Saved data entries:
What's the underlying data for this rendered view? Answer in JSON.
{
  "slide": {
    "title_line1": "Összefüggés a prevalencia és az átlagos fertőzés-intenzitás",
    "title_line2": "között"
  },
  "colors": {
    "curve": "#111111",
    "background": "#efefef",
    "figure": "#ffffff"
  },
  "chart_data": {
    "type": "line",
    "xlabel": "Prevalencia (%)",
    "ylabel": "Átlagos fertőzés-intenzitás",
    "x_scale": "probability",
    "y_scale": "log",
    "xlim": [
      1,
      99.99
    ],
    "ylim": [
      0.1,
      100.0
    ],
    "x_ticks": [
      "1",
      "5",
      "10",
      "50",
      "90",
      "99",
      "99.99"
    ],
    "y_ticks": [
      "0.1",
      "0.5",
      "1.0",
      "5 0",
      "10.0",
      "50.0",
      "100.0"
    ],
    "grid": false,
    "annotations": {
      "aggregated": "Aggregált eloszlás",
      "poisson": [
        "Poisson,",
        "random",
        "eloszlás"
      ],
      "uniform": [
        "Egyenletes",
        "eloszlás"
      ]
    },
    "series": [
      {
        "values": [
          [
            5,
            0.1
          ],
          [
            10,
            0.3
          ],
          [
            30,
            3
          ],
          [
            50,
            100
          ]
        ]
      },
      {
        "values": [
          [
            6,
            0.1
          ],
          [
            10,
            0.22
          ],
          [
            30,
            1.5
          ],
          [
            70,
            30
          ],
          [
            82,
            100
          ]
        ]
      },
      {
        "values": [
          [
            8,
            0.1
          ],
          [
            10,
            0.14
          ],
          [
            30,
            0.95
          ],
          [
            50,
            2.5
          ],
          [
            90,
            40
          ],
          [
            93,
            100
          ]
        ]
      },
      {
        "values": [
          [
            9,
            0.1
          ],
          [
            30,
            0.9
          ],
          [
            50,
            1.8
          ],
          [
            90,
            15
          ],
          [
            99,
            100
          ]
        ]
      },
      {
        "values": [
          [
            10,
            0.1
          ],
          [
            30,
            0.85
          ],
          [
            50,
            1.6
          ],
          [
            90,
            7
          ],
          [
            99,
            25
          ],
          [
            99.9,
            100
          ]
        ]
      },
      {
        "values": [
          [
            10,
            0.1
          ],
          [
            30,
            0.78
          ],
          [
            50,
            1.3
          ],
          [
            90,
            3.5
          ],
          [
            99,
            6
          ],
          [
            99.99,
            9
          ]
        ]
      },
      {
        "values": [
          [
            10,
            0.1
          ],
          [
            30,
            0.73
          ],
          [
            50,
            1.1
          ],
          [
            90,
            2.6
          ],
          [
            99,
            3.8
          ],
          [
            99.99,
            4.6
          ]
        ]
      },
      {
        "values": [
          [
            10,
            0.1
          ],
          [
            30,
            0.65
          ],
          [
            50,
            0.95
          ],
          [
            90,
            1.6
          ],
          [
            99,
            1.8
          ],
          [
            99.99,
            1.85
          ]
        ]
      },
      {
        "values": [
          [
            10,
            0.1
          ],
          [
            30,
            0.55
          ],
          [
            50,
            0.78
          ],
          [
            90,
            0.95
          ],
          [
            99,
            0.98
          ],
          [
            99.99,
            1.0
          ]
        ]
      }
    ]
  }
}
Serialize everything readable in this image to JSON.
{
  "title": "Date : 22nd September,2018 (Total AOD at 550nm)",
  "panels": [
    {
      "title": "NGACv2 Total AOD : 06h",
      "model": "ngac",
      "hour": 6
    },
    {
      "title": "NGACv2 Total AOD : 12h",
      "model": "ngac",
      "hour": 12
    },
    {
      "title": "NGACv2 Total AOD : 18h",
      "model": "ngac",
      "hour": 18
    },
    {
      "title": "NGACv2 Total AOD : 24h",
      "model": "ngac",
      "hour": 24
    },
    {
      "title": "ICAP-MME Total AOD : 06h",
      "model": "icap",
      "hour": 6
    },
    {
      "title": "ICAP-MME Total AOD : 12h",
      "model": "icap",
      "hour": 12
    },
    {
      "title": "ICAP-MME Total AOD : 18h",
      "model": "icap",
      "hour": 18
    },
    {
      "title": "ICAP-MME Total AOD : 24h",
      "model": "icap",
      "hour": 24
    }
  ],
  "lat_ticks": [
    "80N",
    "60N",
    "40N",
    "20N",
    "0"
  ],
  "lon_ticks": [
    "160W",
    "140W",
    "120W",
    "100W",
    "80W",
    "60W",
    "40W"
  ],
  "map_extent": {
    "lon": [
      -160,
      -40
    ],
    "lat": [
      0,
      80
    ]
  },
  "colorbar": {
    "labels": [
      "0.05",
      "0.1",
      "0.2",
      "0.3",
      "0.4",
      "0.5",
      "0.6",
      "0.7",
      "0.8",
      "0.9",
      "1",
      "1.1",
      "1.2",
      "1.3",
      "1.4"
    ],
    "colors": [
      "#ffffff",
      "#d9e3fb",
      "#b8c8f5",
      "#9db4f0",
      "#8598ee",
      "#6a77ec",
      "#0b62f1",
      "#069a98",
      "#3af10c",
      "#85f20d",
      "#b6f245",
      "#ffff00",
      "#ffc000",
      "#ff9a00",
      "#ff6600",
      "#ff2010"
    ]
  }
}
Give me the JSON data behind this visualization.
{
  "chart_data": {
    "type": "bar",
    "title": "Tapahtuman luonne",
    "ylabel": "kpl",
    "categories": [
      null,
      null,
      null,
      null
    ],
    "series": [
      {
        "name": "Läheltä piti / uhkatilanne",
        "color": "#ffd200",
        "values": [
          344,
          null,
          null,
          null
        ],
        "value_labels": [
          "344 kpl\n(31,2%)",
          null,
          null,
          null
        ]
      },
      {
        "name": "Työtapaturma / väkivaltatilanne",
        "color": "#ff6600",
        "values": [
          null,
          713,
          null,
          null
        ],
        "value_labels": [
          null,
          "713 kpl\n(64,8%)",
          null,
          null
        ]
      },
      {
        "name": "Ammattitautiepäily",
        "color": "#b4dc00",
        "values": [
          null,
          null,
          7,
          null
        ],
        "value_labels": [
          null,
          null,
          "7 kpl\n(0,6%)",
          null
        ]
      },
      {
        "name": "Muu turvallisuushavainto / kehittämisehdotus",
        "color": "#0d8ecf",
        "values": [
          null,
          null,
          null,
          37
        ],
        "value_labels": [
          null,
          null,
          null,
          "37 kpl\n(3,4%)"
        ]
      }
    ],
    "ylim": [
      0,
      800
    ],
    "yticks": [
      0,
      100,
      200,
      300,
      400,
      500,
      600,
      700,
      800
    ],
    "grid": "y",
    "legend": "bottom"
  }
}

# PROBLEM DETAILS
Exactly reproduce all of the entries above.

# RESULT BELOW
What's the underlying data for this rendered view? Answer in JSON.
{
  "slide": {
    "title_line1": "Összefüggés a prevalencia és az átlagos fertőzés-intenzitás",
    "title_line2": "között"
  },
  "colors": {
    "curve": "#111111",
    "background": "#efefef",
    "figure": "#ffffff"
  },
  "chart_data": {
    "type": "line",
    "xlabel": "Prevalencia (%)",
    "ylabel": "Átlagos fertőzés-intenzitás",
    "x_scale": "probability",
    "y_scale": "log",
    "xlim": [
      1,
      99.99
    ],
    "ylim": [
      0.1,
      100.0
    ],
    "x_ticks": [
      "1",
      "5",
      "10",
      "50",
      "90",
      "99",
      "99.99"
    ],
    "y_ticks": [
      "0.1",
      "0.5",
      "1.0",
      "5 0",
      "10.0",
      "50.0",
      "100.0"
    ],
    "grid": false,
    "annotations": {
      "aggregated": "Aggregált eloszlás",
      "poisson": [
        "Poisson,",
        "random",
        "eloszlás"
      ],
      "uniform": [
        "Egyenletes",
        "eloszlás"
      ]
    },
    "series": [
      {
        "values": [
          [
            5,
            0.1
          ],
          [
            10,
            0.3
          ],
          [
            30,
            3
          ],
          [
            50,
            100
          ]
        ]
      },
      {
        "values": [
          [
            6,
            0.1
          ],
          [
            10,
            0.22
          ],
          [
            30,
            1.5
          ],
          [
            70,
            30
          ],
          [
            82,
            100
          ]
        ]
      },
      {
        "values": [
          [
            8,
            0.1
          ],
          [
            10,
            0.14
          ],
          [
            30,
            0.95
          ],
          [
            50,
            2.5
          ],
          [
            90,
            40
          ],
          [
            93,
            100
          ]
        ]
      },
      {
        "values": [
          [
            9,
            0.1
          ],
          [
            30,
            0.9
          ],
          [
            50,
            1.8
          ],
          [
            90,
            15
          ],
          [
            99,
            100
          ]
        ]
      },
      {
        "values": [
          [
            10,
            0.1
          ],
          [
            30,
            0.85
          ],
          [
            50,
            1.6
          ],
          [
            90,
            7
          ],
          [
            99,
            25
          ],
          [
            99.9,
            100
          ]
        ]
      },
      {
        "values": [
          [
            10,
            0.1
          ],
          [
            30,
            0.78
          ],
          [
            50,
            1.3
          ],
          [
            90,
            3.5
          ],
          [
            99,
            6
          ],
          [
            99.99,
            9
          ]
        ]
      },
      {
        "values": [
          [
            10,
            0.1
          ],
          [
            30,
            0.73
          ],
          [
            50,
            1.1
          ],
          [
            90,
            2.6
          ],
          [
            99,
            3.8
          ],
          [
            99.99,
            4.6
          ]
        ]
      },
      {
        "values": [
          [
            10,
            0.1
          ],
          [
            30,
            0.65
          ],
          [
            50,
            0.95
          ],
          [
            90,
            1.6
          ],
          [
            99,
            1.8
          ],
          [
            99.99,
            1.85
          ]
        ]
      },
      {
        "values": [
          [
            10,
            0.1
          ],
          [
            30,
            0.55
          ],
          [
            50,
            0.78
          ],
          [
            90,
            0.95
          ],
          [
            99,
            0.98
          ],
          [
            99.99,
            1.0
          ]
        ]
      }
    ]
  }
}
Serialize everything readable in this image to JSON.
{
  "title": "Date : 22nd September,2018 (Total AOD at 550nm)",
  "panels": [
    {
      "title": "NGACv2 Total AOD : 06h",
      "model": "ngac",
      "hour": 6
    },
    {
      "title": "NGACv2 Total AOD : 12h",
      "model": "ngac",
      "hour": 12
    },
    {
      "title": "NGACv2 Total AOD : 18h",
      "model": "ngac",
      "hour": 18
    },
    {
      "title": "NGACv2 Total AOD : 24h",
      "model": "ngac",
      "hour": 24
    },
    {
      "title": "ICAP-MME Total AOD : 06h",
      "model": "icap",
      "hour": 6
    },
    {
      "title": "ICAP-MME Total AOD : 12h",
      "model": "icap",
      "hour": 12
    },
    {
      "title": "ICAP-MME Total AOD : 18h",
      "model": "icap",
      "hour": 18
    },
    {
      "title": "ICAP-MME Total AOD : 24h",
      "model": "icap",
      "hour": 24
    }
  ],
  "lat_ticks": [
    "80N",
    "60N",
    "40N",
    "20N",
    "0"
  ],
  "lon_ticks": [
    "160W",
    "140W",
    "120W",
    "100W",
    "80W",
    "60W",
    "40W"
  ],
  "map_extent": {
    "lon": [
      -160,
      -40
    ],
    "lat": [
      0,
      80
    ]
  },
  "colorbar": {
    "labels": [
      "0.05",
      "0.1",
      "0.2",
      "0.3",
      "0.4",
      "0.5",
      "0.6",
      "0.7",
      "0.8",
      "0.9",
      "1",
      "1.1",
      "1.2",
      "1.3",
      "1.4"
    ],
    "colors": [
      "#ffffff",
      "#d9e3fb",
      "#b8c8f5",
      "#9db4f0",
      "#8598ee",
      "#6a77ec",
      "#0b62f1",
      "#069a98",
      "#3af10c",
      "#85f20d",
      "#b6f245",
      "#ffff00",
      "#ffc000",
      "#ff9a00",
      "#ff6600",
      "#ff2010"
    ]
  }
}
Give me the JSON data behind this visualization.
{
  "chart_data": {
    "type": "bar",
    "title": "Tapahtuman luonne",
    "ylabel": "kpl",
    "categories": [
      null,
      null,
      null,
      null
    ],
    "series": [
      {
        "name": "Läheltä piti / uhkatilanne",
        "color": "#ffd200",
        "values": [
          344,
          null,
          null,
          null
        ],
        "value_labels": [
          "344 kpl\n(31,2%)",
          null,
          null,
          null
        ]
      },
      {
        "name": "Työtapaturma / väkivaltatilanne",
        "color": "#ff6600",
        "values": [
          null,
          713,
          null,
          null
        ],
        "value_labels": [
          null,
          "713 kpl\n(64,8%)",
          null,
          null
        ]
      },
      {
        "name": "Ammattitautiepäily",
        "color": "#b4dc00",
        "values": [
          null,
          null,
          7,
          null
        ],
        "value_labels": [
          null,
          null,
          "7 kpl\n(0,6%)",
          null
        ]
      },
      {
        "name": "Muu turvallisuushavainto / kehittämisehdotus",
        "color": "#0d8ecf",
        "values": [
          null,
          null,
          null,
          37
        ],
        "value_labels": [
          null,
          null,
          null,
          "37 kpl\n(3,4%)"
        ]
      }
    ],
    "ylim": [
      0,
      800
    ],
    "yticks": [
      0,
      100,
      200,
      300,
      400,
      500,
      600,
      700,
      800
    ],
    "grid": "y",
    "legend": "bottom"
  }
}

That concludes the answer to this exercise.